STATED PROBLEM:
Keep only the lines of the listing that include the word "issue", and copy them.

DATA EXCERPTS:
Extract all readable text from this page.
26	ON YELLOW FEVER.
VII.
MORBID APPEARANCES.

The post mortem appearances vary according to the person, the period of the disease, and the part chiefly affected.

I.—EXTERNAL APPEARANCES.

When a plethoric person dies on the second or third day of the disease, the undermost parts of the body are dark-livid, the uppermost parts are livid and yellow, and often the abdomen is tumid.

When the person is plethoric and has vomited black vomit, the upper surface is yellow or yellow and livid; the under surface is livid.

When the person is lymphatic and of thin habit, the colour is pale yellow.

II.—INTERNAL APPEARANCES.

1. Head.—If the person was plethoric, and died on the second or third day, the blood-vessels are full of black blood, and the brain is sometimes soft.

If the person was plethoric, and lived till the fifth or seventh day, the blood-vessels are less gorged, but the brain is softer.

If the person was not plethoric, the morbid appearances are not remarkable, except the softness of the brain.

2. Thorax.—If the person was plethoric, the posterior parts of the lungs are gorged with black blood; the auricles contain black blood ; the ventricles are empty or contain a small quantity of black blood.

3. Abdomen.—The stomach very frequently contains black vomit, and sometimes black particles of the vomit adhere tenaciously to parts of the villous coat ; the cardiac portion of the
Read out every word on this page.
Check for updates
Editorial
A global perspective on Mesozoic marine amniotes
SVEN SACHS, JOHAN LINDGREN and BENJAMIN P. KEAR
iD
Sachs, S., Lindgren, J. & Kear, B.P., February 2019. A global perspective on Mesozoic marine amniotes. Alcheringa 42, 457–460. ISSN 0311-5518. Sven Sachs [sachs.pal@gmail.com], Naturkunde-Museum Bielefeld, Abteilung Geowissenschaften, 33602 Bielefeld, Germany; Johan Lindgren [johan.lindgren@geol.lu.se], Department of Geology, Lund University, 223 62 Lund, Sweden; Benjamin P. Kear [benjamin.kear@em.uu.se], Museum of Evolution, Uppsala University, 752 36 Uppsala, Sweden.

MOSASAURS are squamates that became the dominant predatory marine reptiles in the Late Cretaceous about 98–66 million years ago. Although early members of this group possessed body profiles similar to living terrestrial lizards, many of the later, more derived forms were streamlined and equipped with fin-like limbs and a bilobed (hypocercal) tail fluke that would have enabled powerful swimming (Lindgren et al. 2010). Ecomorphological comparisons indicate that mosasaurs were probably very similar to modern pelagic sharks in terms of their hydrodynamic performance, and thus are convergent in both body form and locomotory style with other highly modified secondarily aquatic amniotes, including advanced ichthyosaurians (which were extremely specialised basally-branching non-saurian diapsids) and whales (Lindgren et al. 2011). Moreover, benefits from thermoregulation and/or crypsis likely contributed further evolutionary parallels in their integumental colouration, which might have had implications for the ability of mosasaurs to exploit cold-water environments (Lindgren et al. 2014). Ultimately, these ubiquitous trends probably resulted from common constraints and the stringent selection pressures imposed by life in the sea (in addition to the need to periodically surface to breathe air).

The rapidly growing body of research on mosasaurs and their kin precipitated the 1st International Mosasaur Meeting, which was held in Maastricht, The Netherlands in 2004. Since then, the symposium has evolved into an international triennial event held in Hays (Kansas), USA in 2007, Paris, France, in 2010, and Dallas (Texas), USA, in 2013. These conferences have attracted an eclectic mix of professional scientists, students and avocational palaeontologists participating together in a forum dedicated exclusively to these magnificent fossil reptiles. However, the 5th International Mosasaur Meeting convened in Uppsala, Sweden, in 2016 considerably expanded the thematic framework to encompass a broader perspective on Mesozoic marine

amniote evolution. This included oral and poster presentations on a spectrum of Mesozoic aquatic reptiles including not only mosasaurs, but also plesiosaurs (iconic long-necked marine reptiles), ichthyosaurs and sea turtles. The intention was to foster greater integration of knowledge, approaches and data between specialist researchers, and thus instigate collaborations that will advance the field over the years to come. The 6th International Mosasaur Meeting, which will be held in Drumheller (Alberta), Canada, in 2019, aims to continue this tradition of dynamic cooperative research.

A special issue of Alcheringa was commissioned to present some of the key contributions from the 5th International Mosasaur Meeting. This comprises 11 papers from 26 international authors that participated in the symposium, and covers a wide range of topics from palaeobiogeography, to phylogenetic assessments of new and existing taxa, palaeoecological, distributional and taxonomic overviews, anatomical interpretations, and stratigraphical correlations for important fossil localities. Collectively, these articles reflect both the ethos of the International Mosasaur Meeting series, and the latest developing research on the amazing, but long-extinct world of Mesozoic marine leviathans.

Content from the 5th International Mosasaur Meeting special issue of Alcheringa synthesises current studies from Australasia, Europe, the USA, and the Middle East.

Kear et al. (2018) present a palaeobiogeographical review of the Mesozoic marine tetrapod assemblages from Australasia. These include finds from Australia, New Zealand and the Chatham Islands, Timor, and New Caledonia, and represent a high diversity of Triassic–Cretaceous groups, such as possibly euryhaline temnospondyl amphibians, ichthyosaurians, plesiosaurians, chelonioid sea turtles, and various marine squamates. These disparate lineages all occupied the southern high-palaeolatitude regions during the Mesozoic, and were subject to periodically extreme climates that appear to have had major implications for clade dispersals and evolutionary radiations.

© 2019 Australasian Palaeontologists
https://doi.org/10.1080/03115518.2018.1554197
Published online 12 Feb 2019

EXPECTED OUTPUT:
A special issue of Alcheringa was commissioned to present some of the key contributions from the 5th International Mosasaur Meeting. This comprises 11 papers from 26 international authors that participated in the symposium, and covers a wide range of topics from palaeobiogeography, to phylogenetic assessments of new and existing taxa, palaeoecological, distributional and taxonomic overviews, anatomical interpretations, and stratigraphical correlations for important fossil localities. Collectively, these articles reflect both the ethos of the International Mosasaur Meeting series, and the latest developing research on the amazing, but long-extinct world of Mesozoic marine leviathans.
Content from the 5th International Mosasaur Meeting special issue of Alcheringa synthesises current studies from Australasia, Europe, the USA, and the Middle East.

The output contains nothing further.